Recorded data
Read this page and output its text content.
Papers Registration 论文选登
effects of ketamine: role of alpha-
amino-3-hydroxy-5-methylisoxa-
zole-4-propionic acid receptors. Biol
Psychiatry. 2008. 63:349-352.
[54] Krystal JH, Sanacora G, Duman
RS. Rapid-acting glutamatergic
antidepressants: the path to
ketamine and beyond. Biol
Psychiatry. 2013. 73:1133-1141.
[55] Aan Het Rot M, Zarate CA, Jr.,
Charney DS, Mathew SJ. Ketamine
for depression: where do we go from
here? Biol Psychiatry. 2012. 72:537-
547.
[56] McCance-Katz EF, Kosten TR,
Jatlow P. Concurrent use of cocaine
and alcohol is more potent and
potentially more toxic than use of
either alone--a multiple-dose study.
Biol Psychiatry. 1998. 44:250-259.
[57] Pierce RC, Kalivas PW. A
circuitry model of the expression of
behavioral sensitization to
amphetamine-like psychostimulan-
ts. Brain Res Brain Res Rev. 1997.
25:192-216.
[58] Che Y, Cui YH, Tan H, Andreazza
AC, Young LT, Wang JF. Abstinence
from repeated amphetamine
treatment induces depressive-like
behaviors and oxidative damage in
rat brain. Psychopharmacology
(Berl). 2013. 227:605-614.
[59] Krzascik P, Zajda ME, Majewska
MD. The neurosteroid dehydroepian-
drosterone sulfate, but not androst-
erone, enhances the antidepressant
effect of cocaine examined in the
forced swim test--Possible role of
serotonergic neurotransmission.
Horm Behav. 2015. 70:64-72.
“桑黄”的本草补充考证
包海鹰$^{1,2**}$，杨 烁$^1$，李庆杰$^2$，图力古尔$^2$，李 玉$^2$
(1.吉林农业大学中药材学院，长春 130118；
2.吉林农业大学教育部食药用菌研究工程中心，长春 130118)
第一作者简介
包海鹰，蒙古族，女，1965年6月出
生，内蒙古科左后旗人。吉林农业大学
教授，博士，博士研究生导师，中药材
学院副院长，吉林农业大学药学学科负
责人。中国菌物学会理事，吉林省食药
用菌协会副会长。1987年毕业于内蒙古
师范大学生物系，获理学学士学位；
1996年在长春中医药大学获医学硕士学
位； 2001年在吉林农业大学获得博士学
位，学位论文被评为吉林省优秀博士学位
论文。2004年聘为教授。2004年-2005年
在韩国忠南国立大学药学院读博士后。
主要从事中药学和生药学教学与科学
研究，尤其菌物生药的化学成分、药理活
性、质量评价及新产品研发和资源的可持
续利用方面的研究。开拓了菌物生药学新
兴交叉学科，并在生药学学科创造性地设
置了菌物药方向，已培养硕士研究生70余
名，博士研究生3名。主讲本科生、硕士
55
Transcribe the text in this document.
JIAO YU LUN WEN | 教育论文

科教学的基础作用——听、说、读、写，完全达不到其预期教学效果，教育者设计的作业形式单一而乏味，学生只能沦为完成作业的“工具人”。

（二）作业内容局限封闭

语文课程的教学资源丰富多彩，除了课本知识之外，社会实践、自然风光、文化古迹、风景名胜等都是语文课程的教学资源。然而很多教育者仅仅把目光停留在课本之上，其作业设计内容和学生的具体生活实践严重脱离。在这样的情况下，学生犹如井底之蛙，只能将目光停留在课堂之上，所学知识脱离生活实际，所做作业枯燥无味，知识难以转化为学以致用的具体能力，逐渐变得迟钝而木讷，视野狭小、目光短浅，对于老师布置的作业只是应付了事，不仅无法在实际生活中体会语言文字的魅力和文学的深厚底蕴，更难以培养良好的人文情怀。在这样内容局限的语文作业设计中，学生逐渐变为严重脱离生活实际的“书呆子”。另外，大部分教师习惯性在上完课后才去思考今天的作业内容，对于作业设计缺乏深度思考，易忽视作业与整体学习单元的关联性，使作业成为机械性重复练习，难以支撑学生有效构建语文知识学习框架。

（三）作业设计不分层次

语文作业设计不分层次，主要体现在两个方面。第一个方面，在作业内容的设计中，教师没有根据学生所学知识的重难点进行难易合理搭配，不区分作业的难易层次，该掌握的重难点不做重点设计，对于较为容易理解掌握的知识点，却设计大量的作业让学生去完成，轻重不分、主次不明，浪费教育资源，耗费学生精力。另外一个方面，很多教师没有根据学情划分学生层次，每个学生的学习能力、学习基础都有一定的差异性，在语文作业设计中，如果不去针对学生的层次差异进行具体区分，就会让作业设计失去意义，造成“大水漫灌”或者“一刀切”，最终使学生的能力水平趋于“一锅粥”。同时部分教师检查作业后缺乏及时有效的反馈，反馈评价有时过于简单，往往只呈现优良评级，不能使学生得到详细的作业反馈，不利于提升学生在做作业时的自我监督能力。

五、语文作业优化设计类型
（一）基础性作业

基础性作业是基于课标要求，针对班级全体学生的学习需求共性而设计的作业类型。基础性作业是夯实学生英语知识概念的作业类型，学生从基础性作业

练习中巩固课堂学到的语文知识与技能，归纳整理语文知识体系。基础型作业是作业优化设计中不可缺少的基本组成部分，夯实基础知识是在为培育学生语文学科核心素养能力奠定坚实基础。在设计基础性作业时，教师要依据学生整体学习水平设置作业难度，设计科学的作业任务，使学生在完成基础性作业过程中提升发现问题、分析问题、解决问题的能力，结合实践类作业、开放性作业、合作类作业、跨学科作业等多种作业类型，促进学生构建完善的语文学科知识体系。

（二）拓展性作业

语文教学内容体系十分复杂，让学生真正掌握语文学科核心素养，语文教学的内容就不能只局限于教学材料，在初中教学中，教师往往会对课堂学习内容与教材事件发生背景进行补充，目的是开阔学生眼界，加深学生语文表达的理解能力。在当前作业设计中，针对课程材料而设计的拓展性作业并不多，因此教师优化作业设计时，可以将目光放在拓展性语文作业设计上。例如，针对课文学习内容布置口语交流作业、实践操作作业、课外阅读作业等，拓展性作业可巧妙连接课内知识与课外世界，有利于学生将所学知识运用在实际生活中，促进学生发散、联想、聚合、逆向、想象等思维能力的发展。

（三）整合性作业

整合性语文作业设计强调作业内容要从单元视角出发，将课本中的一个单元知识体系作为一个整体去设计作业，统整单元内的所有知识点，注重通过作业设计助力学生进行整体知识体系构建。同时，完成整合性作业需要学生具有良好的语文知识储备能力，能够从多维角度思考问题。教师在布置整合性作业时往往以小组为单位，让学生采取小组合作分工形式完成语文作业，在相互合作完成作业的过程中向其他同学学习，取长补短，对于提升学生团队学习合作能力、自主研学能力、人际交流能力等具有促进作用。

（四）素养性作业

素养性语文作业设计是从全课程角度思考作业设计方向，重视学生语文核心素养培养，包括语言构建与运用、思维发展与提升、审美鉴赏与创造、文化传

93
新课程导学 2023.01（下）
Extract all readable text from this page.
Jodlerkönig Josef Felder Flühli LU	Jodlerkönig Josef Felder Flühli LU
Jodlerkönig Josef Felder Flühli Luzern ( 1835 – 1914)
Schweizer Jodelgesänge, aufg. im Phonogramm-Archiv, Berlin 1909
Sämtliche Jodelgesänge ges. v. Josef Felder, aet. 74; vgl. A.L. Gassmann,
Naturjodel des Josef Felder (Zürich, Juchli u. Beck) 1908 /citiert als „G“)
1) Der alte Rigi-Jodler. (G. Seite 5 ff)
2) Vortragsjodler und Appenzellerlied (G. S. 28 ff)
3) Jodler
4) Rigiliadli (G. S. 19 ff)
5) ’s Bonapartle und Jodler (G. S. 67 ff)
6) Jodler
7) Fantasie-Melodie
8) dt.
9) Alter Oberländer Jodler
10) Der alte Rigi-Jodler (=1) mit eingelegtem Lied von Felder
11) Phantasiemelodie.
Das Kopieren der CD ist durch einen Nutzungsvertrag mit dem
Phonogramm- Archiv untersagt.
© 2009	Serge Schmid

→ **STATED GOAL**
Lines from the one containing "Extract all readable text from this page." through the final line are to be given again verbatim, with nothing before or after.

→ **SOLUTION TO THIS TASK**
Extract all readable text from this page.
Jodlerkönig Josef Felder Flühli LU	Jodlerkönig Josef Felder Flühli LU
Jodlerkönig Josef Felder Flühli Luzern ( 1835 – 1914)
Schweizer Jodelgesänge, aufg. im Phonogramm-Archiv, Berlin 1909
Sämtliche Jodelgesänge ges. v. Josef Felder, aet. 74; vgl. A.L. Gassmann,
Naturjodel des Josef Felder (Zürich, Juchli u. Beck) 1908 /citiert als „G“)
1) Der alte Rigi-Jodler. (G. Seite 5 ff)
2) Vortragsjodler und Appenzellerlied (G. S. 28 ff)
3) Jodler
4) Rigiliadli (G. S. 19 ff)
5) ’s Bonapartle und Jodler (G. S. 67 ff)
6) Jodler
7) Fantasie-Melodie
8) dt.
9) Alter Oberländer Jodler
10) Der alte Rigi-Jodler (=1) mit eingelegtem Lied von Felder
11) Phantasiemelodie.
Das Kopieren der CD ist durch einen Nutzungsvertrag mit dem
Phonogramm- Archiv untersagt.
© 2009	Serge Schmid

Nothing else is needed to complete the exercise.